### DOCUMENTO DE ORIGEM
::::::::::
17/04/2015
PARTILHAR O PÃO É UM ATO
SAGRADO, POIS PROLONGA O ATO GENEROSO DE DEUS-CRIADOR
Sexta-Feira da II Semana da Páscoa
Texto de Leitura: Jo 6,1-15
Naquele tempo, 1Jesus foi
para o outro lado do mar da Galileia, também chamado de Tiberíades. 2Uma
grande multidão o seguia, porque via os sinais que ele operava a favor dos
doentes. 3Jesus subiu ao monte e sentou-se aí, com seus discípulos. 4Estava
próxima a Páscoa, a festa dos judeus. 5Levantando os olhos, e vendo que uma grande multidão estava vindo
ao seu encontro, Jesus disse a Filipe: “Onde vamos comprar pão para que eles
possam comer?” 6Disse isso para pô-lo à prova, pois ele mesmo sabia
muito bem o que ia fazer. 7Filipe respondeu: “Nem duzentas moedas de
prata bastariam para dar um pedaço de pão a cada um”. 8Um dos
discípulos, André, o irmão de Simão Pedro, disse: 9“Está aqui um
menino com cinco pães de cevada e dois peixes. Mas o que é isso para tanta
gente?” 10Jesus disse: “Fazei sentar as pessoas”. Havia muita relva
naquele lugar, e lá se sentaram, aproximadamente, cinco mil homens. 11Jesus
tomou os pães, deu graças e distribuiu-os aos que estavam sentados, tanto
quanto queriam. E fez o mesmo com os peixes. 12Quando todos ficaram
satisfeitos, Jesus disse aos discípulos: “Recolhei os pedaços que sobraram,
para que nada se perca!” 13Recolheram os pedaços e encheram doze
cestos com as sobras dos cinco pães, deixadas pelos que haviam comido. 14Vendo
o sinal que Jesus tinha realizado, aqueles homens exclamavam: “Este é
verdadeiramente o Profeta, aquele que deve vir ao mundo”. 15Mas,
quando notou que estavam querendo levá-lo para proclamá-lo rei, Jesus
retirou-se de novo, sozinho, para o monte.
-------------------------
Começamos hoje
a leitura do famoso
capítulo de São
João que fala
do discurso sobre
o Pão da Vida .
É uma verdadeira síntese teológica sobre
a Eucaristia e sobre
a fé . Neste capítulo
teremos o relato de dois sinais
(multiplicação dos pães
e Jesus anda sobre
as águas ) seguido por
um longo
discurso de Jesus que
expressa e prolonga o significado dos gestos
de dois sinais
prodigiosos (1. Multiplicação
dos pães ; 2. Jesus anda
sobre as águas ;
3. Discurso sobre
o Pão da vida ).
A leitura de Jo 6 só
terminará na III Semana da Páscoa .
O presente
relato de Jo quer destacar
o conhecimento sobre-humano
de Jesus. Jesus aparece aqui como o Senhor . Desaparecem
as marcas humanas como
compaixão por
uma multidão faminta
que estava muito
tempo sem
comer (cf. Mc 6,34). Os sinóticos destacam mais a dimensão
humanitária de Jesus do que sua dimensão divina
como no quarto
evangelho (evangelho
de João). No evangelho de João toda a situação
se desenvolve sob o controle
de Jesus: ele sabe perfeitamente
o que tem que
fazer . Jesus tem a iniciativa
em todo
momento . Acentua-se a sua preocupação
pelo homem para responder às suas necessidades
mais profundas. O papel
dos discípulos é reduzido.
::::::::::
### ENTRADAS FORNECIDAS
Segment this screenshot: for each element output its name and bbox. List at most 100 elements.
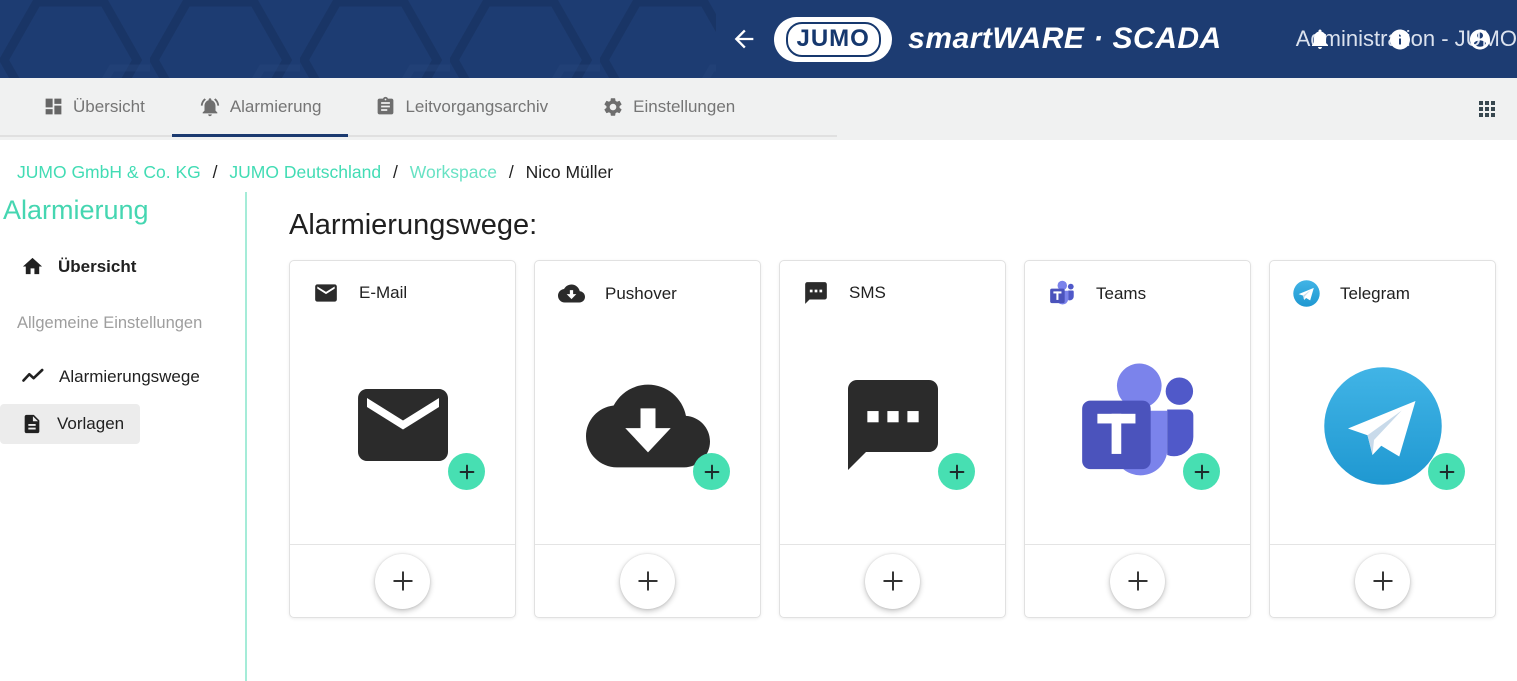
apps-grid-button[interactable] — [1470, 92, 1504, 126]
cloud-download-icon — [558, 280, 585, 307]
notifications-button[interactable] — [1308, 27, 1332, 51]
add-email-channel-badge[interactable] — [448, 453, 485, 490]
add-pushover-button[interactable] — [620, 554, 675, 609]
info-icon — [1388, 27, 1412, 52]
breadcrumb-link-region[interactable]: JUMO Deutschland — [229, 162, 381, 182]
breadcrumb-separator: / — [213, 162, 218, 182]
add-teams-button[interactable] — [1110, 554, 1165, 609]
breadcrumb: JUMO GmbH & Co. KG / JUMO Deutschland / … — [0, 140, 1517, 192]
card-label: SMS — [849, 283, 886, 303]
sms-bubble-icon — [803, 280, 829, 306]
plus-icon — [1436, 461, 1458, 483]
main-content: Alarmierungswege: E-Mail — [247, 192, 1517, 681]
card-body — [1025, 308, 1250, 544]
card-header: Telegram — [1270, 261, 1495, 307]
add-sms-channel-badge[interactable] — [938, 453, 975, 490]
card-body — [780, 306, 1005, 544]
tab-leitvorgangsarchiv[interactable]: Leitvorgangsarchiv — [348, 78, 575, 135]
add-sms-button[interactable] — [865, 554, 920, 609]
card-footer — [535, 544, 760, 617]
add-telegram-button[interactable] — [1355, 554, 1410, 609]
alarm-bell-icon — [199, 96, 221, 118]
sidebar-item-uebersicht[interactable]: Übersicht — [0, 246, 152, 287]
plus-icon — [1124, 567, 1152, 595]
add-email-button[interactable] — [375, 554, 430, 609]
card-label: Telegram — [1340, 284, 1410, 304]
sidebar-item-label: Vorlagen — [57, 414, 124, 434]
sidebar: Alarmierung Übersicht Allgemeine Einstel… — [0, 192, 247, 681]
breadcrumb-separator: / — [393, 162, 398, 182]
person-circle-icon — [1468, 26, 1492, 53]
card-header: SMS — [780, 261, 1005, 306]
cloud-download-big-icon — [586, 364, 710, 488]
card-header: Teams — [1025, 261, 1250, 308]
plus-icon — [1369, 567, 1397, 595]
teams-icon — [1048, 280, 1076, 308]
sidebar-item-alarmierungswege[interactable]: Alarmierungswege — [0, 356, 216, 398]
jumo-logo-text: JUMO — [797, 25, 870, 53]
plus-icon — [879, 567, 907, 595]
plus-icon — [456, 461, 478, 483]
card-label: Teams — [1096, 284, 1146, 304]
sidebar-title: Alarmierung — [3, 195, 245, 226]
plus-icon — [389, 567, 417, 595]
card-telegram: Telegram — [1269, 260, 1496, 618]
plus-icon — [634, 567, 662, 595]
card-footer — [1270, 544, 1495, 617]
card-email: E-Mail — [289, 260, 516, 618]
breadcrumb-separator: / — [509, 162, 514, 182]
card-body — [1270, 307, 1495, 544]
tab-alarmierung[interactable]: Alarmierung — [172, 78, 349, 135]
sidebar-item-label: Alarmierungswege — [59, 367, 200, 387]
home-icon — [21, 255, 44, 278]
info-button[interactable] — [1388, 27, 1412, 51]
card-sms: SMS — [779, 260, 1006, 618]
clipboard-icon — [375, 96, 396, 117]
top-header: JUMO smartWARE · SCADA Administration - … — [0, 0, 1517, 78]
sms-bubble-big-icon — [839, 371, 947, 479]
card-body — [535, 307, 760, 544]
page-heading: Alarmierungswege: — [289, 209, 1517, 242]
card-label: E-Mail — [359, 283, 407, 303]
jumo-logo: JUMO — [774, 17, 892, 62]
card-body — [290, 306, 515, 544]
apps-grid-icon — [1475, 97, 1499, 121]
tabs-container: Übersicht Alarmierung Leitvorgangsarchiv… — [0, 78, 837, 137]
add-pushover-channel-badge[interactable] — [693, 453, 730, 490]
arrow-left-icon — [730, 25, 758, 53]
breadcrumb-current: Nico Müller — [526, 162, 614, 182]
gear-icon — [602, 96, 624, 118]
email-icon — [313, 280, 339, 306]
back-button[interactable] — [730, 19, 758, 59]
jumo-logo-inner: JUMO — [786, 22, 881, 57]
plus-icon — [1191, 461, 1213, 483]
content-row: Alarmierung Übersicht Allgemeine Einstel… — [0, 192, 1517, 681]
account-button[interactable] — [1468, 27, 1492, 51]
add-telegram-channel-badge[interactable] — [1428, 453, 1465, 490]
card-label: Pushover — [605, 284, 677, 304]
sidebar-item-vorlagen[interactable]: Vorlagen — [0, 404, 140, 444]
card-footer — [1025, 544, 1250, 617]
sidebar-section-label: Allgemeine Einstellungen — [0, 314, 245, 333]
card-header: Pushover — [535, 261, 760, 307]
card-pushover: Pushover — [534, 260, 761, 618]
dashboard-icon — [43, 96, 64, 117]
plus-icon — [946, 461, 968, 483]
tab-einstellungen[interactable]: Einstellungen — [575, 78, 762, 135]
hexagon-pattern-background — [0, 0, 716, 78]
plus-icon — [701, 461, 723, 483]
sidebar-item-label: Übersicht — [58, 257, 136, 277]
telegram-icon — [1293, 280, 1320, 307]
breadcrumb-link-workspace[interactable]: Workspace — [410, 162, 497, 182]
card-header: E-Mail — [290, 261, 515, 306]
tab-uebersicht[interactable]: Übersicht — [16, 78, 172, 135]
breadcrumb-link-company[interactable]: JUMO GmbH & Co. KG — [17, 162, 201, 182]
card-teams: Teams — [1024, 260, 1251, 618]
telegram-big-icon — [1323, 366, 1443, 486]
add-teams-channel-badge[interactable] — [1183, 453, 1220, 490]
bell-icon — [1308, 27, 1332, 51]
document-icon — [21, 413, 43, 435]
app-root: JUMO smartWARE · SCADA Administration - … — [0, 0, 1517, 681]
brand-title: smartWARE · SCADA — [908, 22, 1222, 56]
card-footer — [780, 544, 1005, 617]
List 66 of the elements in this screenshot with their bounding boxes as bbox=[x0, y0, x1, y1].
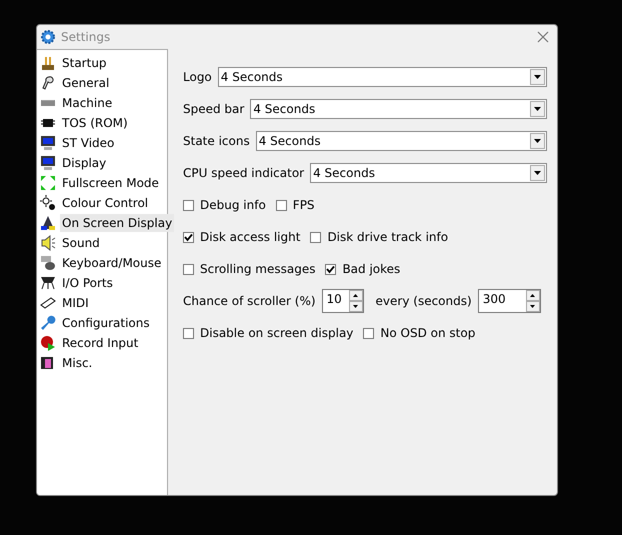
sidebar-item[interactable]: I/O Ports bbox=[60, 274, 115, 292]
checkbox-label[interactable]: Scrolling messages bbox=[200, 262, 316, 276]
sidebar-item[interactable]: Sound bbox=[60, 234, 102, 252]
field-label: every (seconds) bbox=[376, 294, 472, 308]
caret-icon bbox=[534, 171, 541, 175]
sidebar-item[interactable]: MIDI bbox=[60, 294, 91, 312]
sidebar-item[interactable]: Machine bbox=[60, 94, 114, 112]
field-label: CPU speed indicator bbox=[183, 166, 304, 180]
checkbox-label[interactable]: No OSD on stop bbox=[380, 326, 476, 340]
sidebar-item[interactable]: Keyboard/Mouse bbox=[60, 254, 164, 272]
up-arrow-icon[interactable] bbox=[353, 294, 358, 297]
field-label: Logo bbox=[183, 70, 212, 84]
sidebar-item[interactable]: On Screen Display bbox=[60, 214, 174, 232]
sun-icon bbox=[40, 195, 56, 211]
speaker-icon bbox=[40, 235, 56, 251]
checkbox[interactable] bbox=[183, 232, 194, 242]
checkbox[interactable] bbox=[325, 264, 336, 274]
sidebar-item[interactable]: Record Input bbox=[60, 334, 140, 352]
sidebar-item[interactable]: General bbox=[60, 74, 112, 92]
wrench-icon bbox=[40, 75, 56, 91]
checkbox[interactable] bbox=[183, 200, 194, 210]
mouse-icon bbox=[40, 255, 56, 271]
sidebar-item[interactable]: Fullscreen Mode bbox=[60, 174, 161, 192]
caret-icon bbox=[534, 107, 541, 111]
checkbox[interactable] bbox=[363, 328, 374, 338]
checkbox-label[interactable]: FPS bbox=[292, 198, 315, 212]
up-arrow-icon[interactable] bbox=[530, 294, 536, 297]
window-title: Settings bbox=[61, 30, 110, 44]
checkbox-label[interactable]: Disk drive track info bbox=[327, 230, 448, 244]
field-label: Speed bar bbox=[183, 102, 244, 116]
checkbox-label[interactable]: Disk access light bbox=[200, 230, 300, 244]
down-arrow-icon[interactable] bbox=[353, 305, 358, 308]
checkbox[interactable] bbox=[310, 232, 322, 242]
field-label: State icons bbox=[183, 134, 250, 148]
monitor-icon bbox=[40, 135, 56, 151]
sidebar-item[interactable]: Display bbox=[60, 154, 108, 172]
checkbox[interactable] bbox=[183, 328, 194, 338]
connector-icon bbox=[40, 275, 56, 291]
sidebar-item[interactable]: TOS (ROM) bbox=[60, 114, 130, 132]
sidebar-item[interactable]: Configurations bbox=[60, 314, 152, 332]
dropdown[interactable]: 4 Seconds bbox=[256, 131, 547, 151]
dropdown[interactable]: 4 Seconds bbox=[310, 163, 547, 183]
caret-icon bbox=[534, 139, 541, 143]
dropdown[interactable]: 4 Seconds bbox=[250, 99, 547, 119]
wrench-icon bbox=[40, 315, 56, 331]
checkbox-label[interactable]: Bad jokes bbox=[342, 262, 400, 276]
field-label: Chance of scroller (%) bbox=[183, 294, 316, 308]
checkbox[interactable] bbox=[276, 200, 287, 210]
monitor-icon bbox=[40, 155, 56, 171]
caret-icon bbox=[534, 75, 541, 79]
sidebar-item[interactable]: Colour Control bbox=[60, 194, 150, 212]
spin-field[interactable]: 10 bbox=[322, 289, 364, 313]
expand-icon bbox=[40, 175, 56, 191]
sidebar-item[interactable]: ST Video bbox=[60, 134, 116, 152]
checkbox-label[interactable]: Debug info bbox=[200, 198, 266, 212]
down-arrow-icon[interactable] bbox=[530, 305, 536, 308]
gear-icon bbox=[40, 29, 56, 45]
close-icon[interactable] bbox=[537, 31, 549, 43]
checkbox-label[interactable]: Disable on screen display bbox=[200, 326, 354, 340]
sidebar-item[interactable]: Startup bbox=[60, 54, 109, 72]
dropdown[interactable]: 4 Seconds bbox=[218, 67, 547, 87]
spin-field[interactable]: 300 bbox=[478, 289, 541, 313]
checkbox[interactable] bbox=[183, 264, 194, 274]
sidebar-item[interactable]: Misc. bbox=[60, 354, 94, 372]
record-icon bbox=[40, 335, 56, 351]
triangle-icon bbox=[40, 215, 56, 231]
::::::::::
### O QUE FAZER
1 - Reproduza literalmente, nas entradas, tudo desde a linha que contém "apps-grid-button[interactable] — [1470, 92, 1504, 126]" até a linha que contém "add-teams-button[interactable] — [1110, 554, 1165, 609]", incluindo as duas.
2 - Retome o texto sobre a multiplicação dos pães e prossiga a partir da última frase apresentada.
O texto sobre a multiplicação dos pães e as entradas vêm de fontes diferentes.

### PROBLEMAS RESOLVIDOS
1 -
apps-grid-button[interactable] — [1470, 92, 1504, 126]
cloud-download-icon — [558, 280, 585, 307]
notifications-button[interactable] — [1308, 27, 1332, 51]
add-email-channel-badge[interactable] — [448, 453, 485, 490]
add-pushover-button[interactable] — [620, 554, 675, 609]
info-icon — [1388, 27, 1412, 52]
breadcrumb-link-region[interactable]: JUMO Deutschland — [229, 162, 381, 182]
breadcrumb-separator: / — [213, 162, 218, 182]
add-teams-button[interactable] — [1110, 554, 1165, 609]

2 -
No Evangelho de João, como já
sabemos, não se usa o termo milagre, mas sinal. Um sinal nos leva daquilo que
vemos para aquilo que não vemos, do conhecido ao desconhecido, isto é, que
evoca algo que está muito além de sua própria realidade. O que o evangelista
João chama de sinais são os gestos de Jesus. São chamados de Sinais porque
remetem a algo mais profundo, ao significado. Somos convidados a descobrir o
que tem por além de cada gesto de Jesus e de cada personagem.
O evangelho fala da multiplicação
dos pães. Logo no início, ao ver a multidão, Jesus perguntou a Filipe: “Onde vamos comprar pão para eles comerem?”
(v.5). Através desta pergunta o texto quer nos dizer que a primeira preocupação
de Jesus é com a sobrevivência do povo. Jesus provoca seus seguidores,
representado por Filipe sobre como resolver a questão da fome do povo. Para
Filipe a fome do povo não tem solução: “Duzentos denários de pão não seriam
suficientes para que cada um recebesse um pedaço” (um denário é a diária de
um lavrador: Mt 20,2, isto quer dizer que 200 dias de trabalho não são
suficientes para alimentar tanta gente).
Surgiu
André, o irmão de Pedro com uma solução : “Aqui há um menino que tem cinco pães de cevada
e dois peixes ”.
André, que significa humano ou homem , representa a nova
proposta diante
da fome do povo .
Pão de cevada
e peixe eram a comida
dos pobres (arroz e feijão para o povo brasileiro ).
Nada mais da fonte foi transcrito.